Copy out each line of the material in which the word "little" appears.

START

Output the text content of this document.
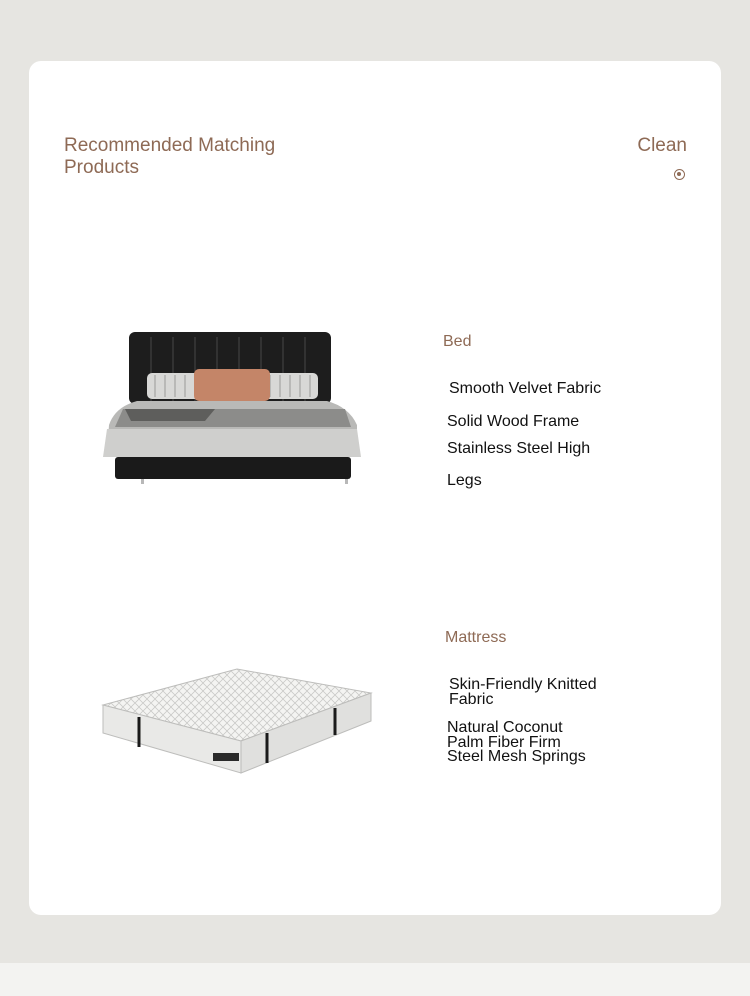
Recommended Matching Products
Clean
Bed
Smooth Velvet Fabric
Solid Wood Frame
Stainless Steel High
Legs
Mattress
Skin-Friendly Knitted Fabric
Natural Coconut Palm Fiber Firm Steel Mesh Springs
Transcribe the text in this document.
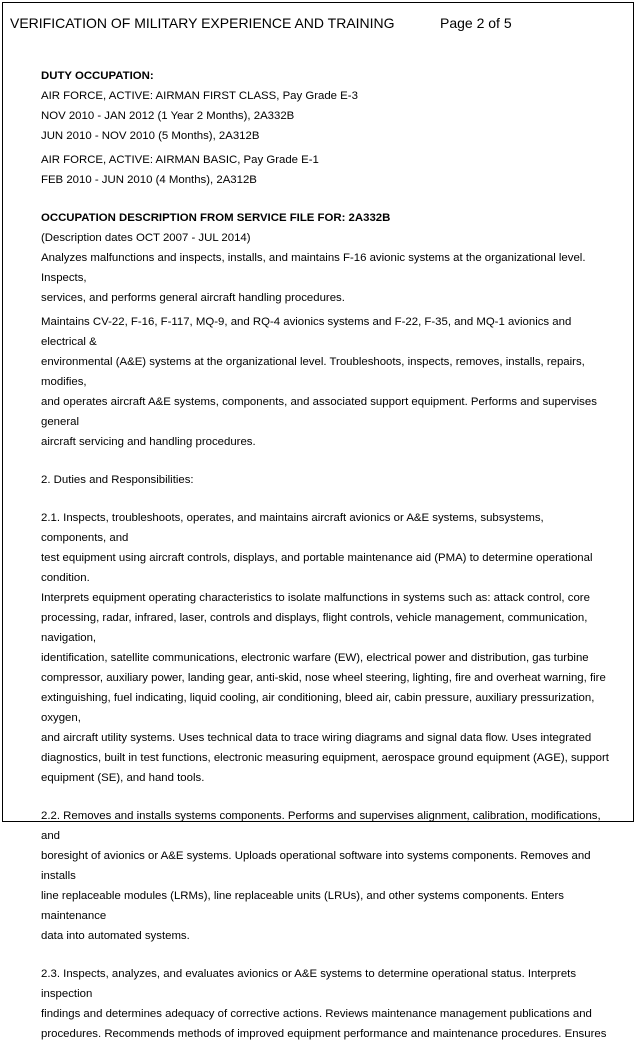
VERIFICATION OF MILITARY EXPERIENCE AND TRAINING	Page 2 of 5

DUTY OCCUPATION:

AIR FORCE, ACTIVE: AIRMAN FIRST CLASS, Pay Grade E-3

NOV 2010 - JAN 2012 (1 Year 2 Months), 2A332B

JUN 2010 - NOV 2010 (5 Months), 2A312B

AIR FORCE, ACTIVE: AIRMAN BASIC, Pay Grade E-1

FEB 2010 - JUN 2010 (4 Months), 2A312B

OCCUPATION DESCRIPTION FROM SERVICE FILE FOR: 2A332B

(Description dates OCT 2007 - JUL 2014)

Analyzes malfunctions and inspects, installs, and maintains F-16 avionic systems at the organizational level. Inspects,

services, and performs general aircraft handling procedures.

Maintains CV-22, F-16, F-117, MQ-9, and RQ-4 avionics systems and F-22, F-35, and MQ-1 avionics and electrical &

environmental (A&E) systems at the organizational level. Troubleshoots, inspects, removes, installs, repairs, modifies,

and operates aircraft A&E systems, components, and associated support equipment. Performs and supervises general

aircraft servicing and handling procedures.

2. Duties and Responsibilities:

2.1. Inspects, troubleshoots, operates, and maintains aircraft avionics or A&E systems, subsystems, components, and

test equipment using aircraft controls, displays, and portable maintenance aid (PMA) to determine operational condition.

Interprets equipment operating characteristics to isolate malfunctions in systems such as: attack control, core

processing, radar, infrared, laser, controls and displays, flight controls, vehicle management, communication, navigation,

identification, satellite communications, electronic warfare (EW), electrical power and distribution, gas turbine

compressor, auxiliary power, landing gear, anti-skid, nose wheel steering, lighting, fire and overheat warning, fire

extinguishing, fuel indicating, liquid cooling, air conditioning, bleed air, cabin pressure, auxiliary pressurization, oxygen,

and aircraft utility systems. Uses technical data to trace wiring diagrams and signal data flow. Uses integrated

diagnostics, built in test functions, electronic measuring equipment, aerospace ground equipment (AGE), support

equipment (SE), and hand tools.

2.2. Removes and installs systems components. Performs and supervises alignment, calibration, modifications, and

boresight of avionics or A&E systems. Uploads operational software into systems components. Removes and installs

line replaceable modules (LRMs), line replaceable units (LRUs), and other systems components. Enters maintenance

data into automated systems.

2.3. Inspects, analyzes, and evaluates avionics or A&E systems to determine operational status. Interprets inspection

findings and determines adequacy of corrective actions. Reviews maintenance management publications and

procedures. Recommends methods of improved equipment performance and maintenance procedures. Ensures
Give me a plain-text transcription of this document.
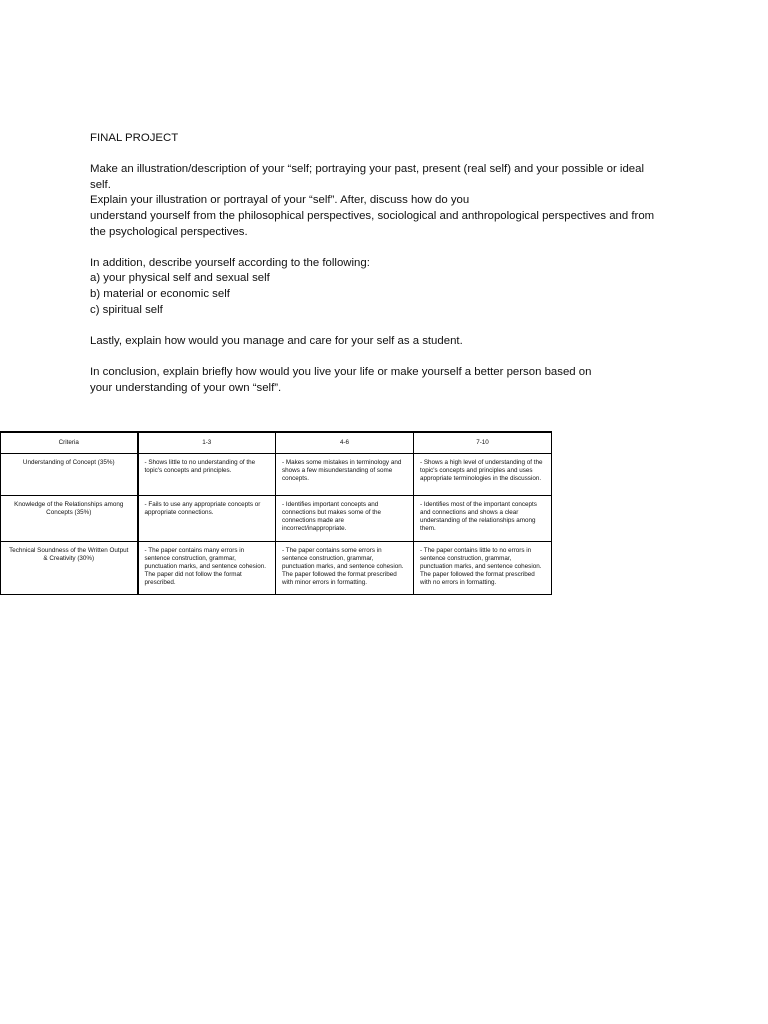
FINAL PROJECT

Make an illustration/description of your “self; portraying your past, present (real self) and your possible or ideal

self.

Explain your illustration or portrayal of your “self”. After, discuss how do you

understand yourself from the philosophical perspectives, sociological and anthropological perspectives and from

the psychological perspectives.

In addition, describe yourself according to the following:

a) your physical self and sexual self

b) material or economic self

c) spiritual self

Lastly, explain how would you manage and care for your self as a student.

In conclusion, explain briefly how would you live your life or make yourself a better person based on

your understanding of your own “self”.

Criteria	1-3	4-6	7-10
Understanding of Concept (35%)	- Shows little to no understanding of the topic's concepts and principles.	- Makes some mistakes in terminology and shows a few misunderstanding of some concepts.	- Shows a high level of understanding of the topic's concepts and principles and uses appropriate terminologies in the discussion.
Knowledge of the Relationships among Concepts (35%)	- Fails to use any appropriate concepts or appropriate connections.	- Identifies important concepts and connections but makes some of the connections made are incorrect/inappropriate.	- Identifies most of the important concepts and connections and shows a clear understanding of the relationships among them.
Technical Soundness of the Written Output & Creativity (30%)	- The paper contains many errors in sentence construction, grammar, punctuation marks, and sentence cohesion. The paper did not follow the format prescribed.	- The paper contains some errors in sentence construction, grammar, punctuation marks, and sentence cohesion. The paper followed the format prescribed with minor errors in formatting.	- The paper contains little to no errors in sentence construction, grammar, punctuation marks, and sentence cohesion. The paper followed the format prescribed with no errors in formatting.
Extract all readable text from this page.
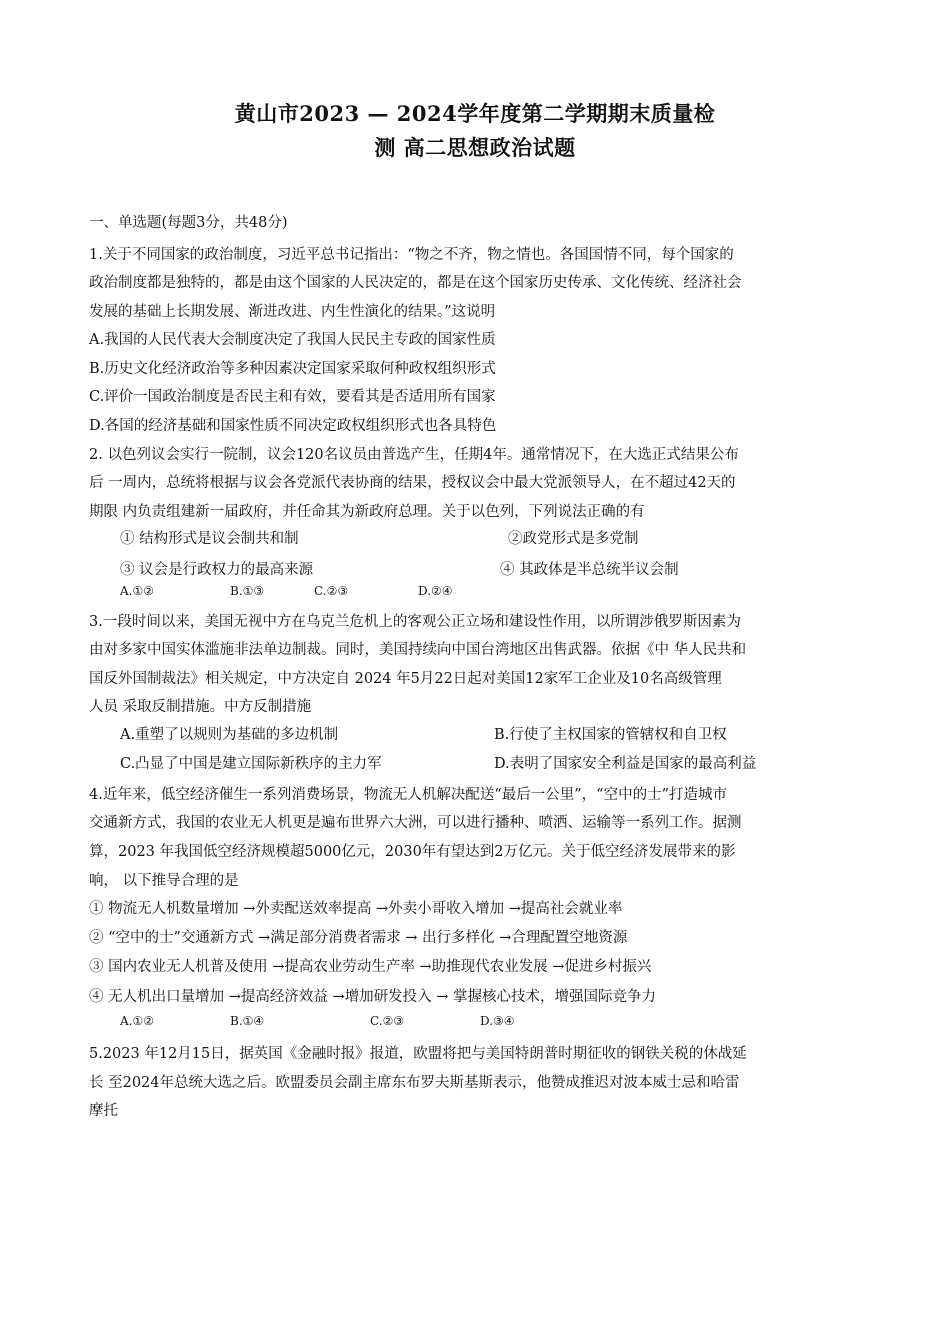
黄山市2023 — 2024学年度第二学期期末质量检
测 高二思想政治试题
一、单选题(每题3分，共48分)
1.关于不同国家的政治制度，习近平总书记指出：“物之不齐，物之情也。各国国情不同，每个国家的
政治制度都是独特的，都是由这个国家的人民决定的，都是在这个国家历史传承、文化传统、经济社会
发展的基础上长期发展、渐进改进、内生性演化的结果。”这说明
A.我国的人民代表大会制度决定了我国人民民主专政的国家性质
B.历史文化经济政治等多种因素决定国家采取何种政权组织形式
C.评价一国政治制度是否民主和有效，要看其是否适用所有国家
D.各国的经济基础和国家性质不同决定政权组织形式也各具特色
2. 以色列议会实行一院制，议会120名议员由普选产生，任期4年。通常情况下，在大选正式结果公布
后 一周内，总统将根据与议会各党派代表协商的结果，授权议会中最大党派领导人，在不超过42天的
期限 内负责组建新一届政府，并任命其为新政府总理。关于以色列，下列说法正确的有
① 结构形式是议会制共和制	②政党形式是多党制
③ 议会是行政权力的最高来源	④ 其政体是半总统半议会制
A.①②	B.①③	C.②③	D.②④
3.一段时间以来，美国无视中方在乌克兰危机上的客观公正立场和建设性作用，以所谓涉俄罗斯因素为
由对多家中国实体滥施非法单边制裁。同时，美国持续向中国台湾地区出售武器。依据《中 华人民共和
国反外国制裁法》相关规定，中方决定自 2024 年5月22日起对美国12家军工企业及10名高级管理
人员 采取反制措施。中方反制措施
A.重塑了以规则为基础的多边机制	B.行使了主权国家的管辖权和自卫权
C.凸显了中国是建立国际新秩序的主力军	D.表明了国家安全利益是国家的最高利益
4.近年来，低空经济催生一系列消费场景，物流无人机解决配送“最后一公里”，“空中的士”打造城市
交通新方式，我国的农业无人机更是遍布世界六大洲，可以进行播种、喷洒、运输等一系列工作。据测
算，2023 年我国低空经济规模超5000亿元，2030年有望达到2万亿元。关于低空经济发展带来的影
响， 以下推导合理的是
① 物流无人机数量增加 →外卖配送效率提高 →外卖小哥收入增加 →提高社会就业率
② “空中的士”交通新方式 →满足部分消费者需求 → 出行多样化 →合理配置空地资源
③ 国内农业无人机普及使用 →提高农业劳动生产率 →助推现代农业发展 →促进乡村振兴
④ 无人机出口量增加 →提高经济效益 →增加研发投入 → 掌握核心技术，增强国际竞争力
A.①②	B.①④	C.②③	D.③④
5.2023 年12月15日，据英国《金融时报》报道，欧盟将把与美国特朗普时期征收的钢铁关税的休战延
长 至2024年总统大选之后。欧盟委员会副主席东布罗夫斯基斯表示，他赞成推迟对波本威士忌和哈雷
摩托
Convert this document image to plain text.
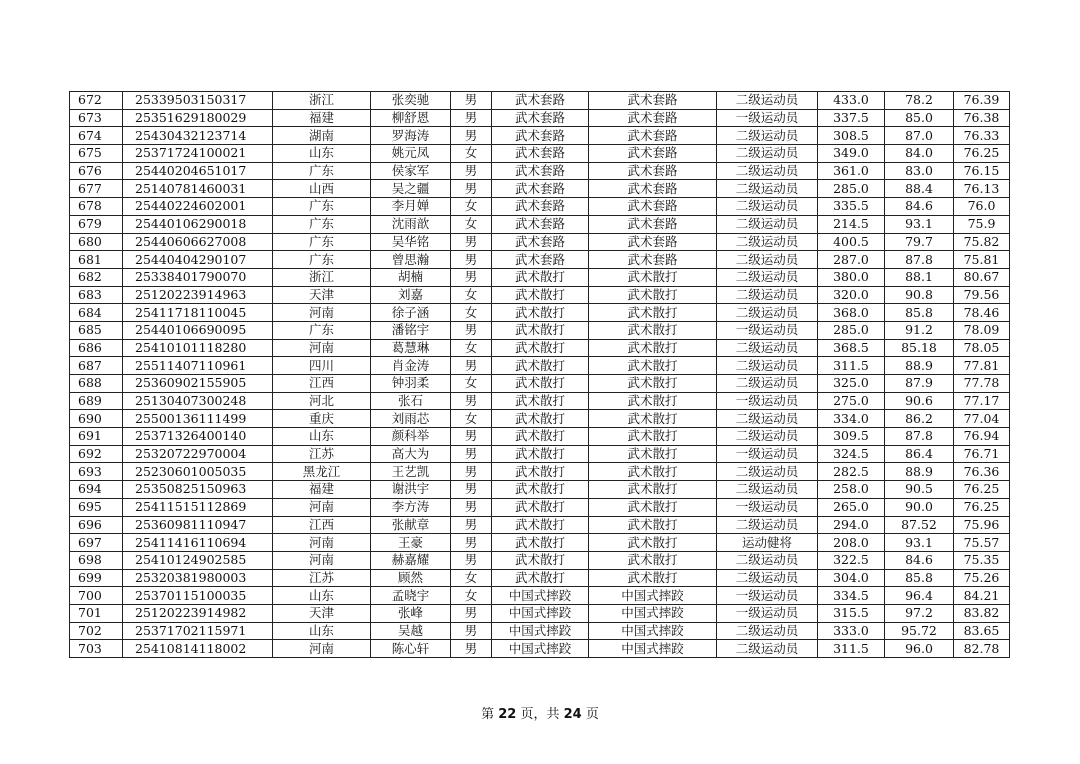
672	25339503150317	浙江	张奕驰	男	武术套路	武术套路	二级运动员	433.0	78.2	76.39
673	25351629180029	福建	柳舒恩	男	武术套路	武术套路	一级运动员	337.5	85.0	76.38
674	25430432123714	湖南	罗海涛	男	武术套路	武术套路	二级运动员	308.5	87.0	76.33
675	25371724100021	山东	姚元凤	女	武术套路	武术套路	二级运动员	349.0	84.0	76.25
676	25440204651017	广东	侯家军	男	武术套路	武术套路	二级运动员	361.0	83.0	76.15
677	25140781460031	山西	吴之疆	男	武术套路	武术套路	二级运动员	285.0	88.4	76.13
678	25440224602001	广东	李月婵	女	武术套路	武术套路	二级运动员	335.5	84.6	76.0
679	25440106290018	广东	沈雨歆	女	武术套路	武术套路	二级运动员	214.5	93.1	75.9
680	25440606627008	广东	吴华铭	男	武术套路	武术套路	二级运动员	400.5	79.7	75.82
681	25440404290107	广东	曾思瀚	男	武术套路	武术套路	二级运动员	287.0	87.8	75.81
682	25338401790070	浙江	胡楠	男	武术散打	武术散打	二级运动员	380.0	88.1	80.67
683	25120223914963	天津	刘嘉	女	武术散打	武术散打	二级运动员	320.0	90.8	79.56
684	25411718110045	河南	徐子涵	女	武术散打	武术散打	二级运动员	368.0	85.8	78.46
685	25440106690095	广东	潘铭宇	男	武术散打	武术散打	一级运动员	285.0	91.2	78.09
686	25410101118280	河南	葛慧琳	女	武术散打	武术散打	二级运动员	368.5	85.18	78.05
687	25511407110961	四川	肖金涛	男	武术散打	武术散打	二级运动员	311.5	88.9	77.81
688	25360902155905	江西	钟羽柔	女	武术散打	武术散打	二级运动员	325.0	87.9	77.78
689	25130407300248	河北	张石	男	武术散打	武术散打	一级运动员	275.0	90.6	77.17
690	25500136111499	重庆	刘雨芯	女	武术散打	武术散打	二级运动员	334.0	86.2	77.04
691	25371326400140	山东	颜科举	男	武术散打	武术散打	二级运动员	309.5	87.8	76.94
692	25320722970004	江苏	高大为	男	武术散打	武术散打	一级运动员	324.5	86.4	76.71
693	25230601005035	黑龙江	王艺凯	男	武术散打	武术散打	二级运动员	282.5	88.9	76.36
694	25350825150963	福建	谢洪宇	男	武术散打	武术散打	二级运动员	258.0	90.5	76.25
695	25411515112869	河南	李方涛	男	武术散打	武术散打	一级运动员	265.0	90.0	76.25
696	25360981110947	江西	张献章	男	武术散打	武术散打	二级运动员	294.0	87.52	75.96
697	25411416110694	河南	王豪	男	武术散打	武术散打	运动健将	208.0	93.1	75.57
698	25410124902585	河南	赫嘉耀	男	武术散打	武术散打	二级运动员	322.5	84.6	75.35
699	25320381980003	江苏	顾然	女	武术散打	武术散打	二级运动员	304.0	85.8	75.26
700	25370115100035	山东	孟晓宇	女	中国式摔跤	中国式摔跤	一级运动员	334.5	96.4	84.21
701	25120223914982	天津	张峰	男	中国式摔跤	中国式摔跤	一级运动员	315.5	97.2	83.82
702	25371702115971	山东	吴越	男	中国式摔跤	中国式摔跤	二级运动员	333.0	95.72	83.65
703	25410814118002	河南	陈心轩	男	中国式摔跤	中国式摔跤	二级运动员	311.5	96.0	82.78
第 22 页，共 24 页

END

RIGHT ANSWER:
Understanding of Concept (35%)	- Shows little to no understanding of the topic's concepts and principles.	- Makes some mistakes in terminology and shows a few misunderstanding of some concepts.	- Shows a high level of understanding of the topic's concepts and principles and uses appropriate terminologies in the discussion.
Technical Soundness of the Written Output & Creativity (30%)	- The paper contains many errors in sentence construction, grammar, punctuation marks, and sentence cohesion. The paper did not follow the format prescribed.	- The paper contains some errors in sentence construction, grammar, punctuation marks, and sentence cohesion. The paper followed the format prescribed with minor errors in formatting.	- The paper contains little to no errors in sentence construction, grammar, punctuation marks, and sentence cohesion. The paper followed the format prescribed with no errors in formatting.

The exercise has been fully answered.